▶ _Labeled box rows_

####################

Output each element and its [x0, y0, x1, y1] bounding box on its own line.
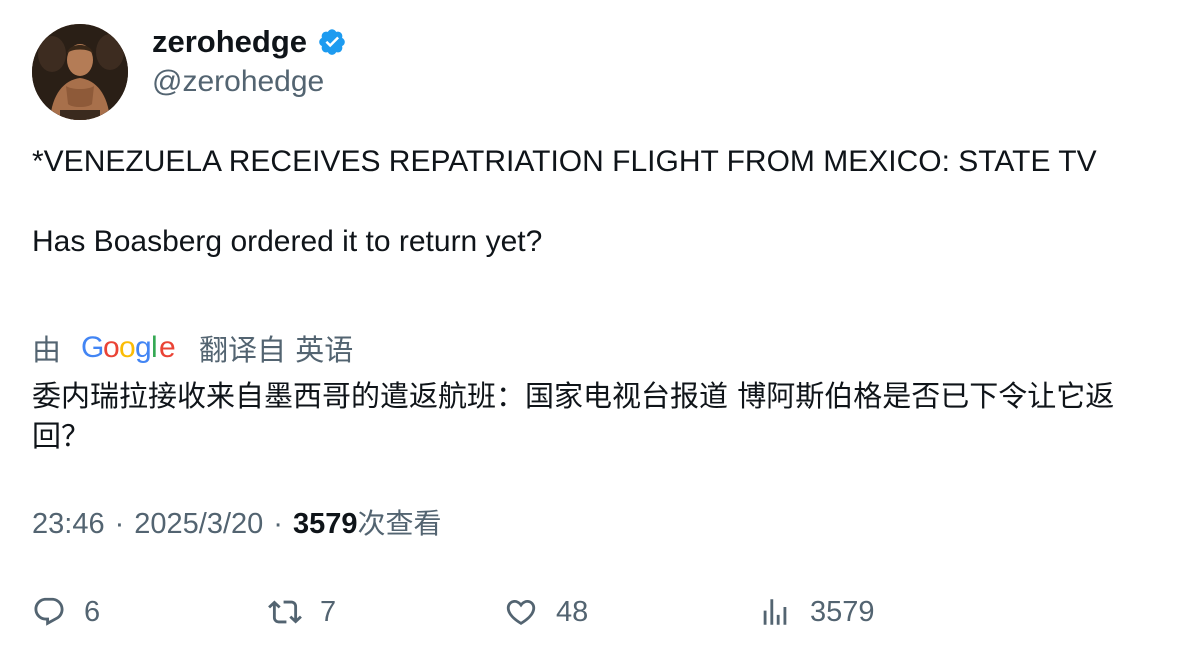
- google-logo-letter: l: [151, 331, 158, 364]
- avatar-image: [32, 24, 128, 120]
- translated-text: 委内瑞拉接收来自墨西哥的遣返航班：国家电视台报道 博阿斯伯格是否已下令让它返回？: [32, 379, 1115, 453]
- action-bar: 6 7 48 3579: [32, 590, 1162, 634]
- tweet-text: *VENEZUELA RECEIVES REPATRIATION FLIGHT …: [32, 142, 1162, 262]
- views-action-count: 3579: [810, 595, 875, 628]
- translated-by-label: 由: [32, 333, 62, 367]
- tweet-time[interactable]: 23:46: [32, 504, 105, 544]
- verified-badge-icon: [317, 27, 347, 57]
- views-button[interactable]: 3579: [758, 590, 875, 634]
- google-logo-letter: g: [135, 331, 152, 364]
- google-logo-letter: o: [119, 331, 136, 364]
- views-label: 次查看: [357, 507, 442, 540]
- reply-icon: [34, 597, 64, 626]
- translated-from-label: 翻译自 英语: [199, 333, 354, 367]
- google-logo-letter: e: [159, 331, 176, 364]
- tweet-text-line: *VENEZUELA RECEIVES REPATRIATION FLIGHT …: [32, 145, 1097, 178]
- tweet-date[interactable]: 2025/3/20: [134, 504, 263, 544]
- tweet-metadata: 23:46 · 2025/3/20 · 3579 次查看: [32, 504, 441, 544]
- heart-icon: [506, 599, 536, 625]
- meta-separator: ·: [114, 508, 125, 540]
- views-chart-icon: [763, 599, 787, 625]
- author-handle[interactable]: @zerohedge: [152, 62, 324, 102]
- views-count: 3579: [292, 508, 358, 540]
- avatar[interactable]: [32, 24, 128, 120]
- google-logo-letter: G: [81, 331, 104, 364]
- retweet-button[interactable]: 7: [268, 590, 336, 634]
- tweet-text-line: Has Boasberg ordered it to return yet?: [32, 225, 543, 258]
- reply-count: 6: [84, 595, 101, 628]
- translation-attribution: 由 Google 翻译自 英语: [32, 328, 353, 368]
- author-display-name-row[interactable]: zerohedge: [152, 22, 347, 62]
- retweet-icon: [268, 600, 302, 624]
- author-display-name[interactable]: zerohedge: [152, 22, 307, 62]
- meta-separator: ·: [273, 508, 283, 540]
- tweet-card: zerohedge @zerohedge *VENEZUELA RECEIVES…: [0, 0, 1196, 658]
- like-button[interactable]: 48: [504, 590, 588, 634]
- retweet-count: 7: [320, 595, 337, 628]
- google-logo: Google: [81, 331, 179, 365]
- reply-button[interactable]: 6: [32, 590, 100, 634]
- google-logo-letter: o: [103, 331, 120, 364]
- like-count: 48: [556, 595, 589, 628]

####################

▶ _YOUR OBJECTIVE_
Rewrite the part of the rows that opens with the line containing "- google-logo-letter: l: [151, 331, 158, 364]" and closes with the line containing "- views-chart-icon: [763, 599, 787, 625]" as a JSON list of strings, one string per line, leaving out blank lines.

▶ _RESPONSE TO THIS EXERCISE_
[
  "- google-logo-letter: l: [151, 331, 158, 364]",
  "- avatar-image: [32, 24, 128, 120]",
  "- translated-text: 委内瑞拉接收来自墨西哥的遣返航班：国家电视台报道 博阿斯伯格是否已下令让它返回？: [32, 379, 1115, 453]",
  "- action-bar: 6 7 48 3579: [32, 590, 1162, 634]",
  "- tweet-text: *VENEZUELA RECEIVES REPATRIATION FLIGHT …: [32, 142, 1162, 262]",
  "- views-action-count: 3579: [810, 595, 875, 628]",
  "- translated-by-label: 由: [32, 333, 62, 367]",
  "- tweet-time[interactable]: 23:46: [32, 504, 105, 544]",
  "- verified-badge-icon: [317, 27, 347, 57]",
  "- views-button[interactable]: 3579: [758, 590, 875, 634]",
  "- google-logo-letter: g: [135, 331, 152, 364]",
  "- google-logo-letter: o: [119, 331, 136, 364]",
  "- views-label: 次查看: [357, 507, 442, 540]",
  "- reply-icon: [34, 597, 64, 626]",
  "- translated-from-label: 翻译自 英语: [199, 333, 354, 367]",
  "- google-logo-letter: e: [159, 331, 176, 364]",
  "- tweet-text-line: *VENEZUELA RECEIVES REPATRIATION FLIGHT …: [32, 145, 1097, 178]",
  "- tweet-date[interactable]: 2025/3/20: [134, 504, 263, 544]",
  "- tweet-metadata: 23:46 · 2025/3/20 · 3579 次查看: [32, 504, 441, 544]",
  "- heart-icon: [506, 599, 536, 625]",
  "- meta-separator: ·: [114, 508, 125, 540]",
  "- views-chart-icon: [763, 599, 787, 625]"
]